▶ _EXERCISE OBJECTIVE_: Extract, from the records beneath this instruction, each line that contains the word "装配式建筑和节能建筑".

▶ _GIVEN DATA_:
# # #
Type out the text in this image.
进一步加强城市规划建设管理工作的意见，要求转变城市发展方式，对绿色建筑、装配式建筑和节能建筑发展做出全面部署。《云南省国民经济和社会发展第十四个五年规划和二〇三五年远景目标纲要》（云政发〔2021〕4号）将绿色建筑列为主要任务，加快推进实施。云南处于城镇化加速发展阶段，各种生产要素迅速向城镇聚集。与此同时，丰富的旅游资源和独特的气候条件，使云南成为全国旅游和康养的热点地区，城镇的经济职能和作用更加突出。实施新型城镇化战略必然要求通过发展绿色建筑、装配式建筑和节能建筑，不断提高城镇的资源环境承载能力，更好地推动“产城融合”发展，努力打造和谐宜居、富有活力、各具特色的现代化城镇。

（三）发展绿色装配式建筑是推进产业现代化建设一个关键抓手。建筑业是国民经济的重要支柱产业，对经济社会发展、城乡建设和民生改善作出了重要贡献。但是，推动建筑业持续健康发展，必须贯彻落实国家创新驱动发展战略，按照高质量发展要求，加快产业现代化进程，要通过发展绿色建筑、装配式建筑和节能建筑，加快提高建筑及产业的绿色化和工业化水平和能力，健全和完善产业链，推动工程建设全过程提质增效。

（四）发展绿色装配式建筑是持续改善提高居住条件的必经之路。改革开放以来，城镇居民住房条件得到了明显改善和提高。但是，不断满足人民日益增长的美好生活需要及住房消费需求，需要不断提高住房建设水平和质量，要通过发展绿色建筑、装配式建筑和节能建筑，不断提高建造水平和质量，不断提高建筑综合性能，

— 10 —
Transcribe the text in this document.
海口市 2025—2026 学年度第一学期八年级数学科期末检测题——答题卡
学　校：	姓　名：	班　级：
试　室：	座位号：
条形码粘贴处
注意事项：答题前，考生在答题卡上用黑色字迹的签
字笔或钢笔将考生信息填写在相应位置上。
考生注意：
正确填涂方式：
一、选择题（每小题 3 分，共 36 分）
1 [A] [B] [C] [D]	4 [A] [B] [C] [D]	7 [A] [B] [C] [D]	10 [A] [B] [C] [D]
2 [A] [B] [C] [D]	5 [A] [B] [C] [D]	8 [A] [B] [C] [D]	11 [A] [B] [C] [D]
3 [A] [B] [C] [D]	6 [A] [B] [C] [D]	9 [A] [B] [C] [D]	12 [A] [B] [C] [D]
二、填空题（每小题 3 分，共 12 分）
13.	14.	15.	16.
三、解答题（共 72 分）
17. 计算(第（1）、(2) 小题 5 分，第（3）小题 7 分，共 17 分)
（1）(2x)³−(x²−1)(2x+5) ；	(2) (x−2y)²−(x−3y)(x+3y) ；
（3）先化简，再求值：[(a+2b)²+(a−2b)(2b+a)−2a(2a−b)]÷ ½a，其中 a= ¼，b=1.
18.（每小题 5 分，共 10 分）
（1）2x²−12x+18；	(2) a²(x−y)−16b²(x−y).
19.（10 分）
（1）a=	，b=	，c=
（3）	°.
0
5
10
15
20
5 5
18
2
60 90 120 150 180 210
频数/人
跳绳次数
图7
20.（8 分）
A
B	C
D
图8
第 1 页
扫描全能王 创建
# # #
▶ _EXERCISE RESULT_:
进一步加强城市规划建设管理工作的意见，要求转变城市发展方式，对绿色建筑、装配式建筑和节能建筑发展做出全面部署。《云南省国民经济和社会发展第十四个五年规划和二〇三五年远景目标纲要》（云政发〔2021〕4号）将绿色建筑列为主要任务，加快推进实施。云南处于城镇化加速发展阶段，各种生产要素迅速向城镇聚集。与此同时，丰富的旅游资源和独特的气候条件，使云南成为全国旅游和康养的热点地区，城镇的经济职能和作用更加突出。实施新型城镇化战略必然要求通过发展绿色建筑、装配式建筑和节能建筑，不断提高城镇的资源环境承载能力，更好地推动“产城融合”发展，努力打造和谐宜居、富有活力、各具特色的现代化城镇。
（三）发展绿色装配式建筑是推进产业现代化建设一个关键抓手。建筑业是国民经济的重要支柱产业，对经济社会发展、城乡建设和民生改善作出了重要贡献。但是，推动建筑业持续健康发展，必须贯彻落实国家创新驱动发展战略，按照高质量发展要求，加快产业现代化进程，要通过发展绿色建筑、装配式建筑和节能建筑，加快提高建筑及产业的绿色化和工业化水平和能力，健全和完善产业链，推动工程建设全过程提质增效。
（四）发展绿色装配式建筑是持续改善提高居住条件的必经之路。改革开放以来，城镇居民住房条件得到了明显改善和提高。但是，不断满足人民日益增长的美好生活需要及住房消费需求，需要不断提高住房建设水平和质量，要通过发展绿色建筑、装配式建筑和节能建筑，不断提高建造水平和质量，不断提高建筑综合性能，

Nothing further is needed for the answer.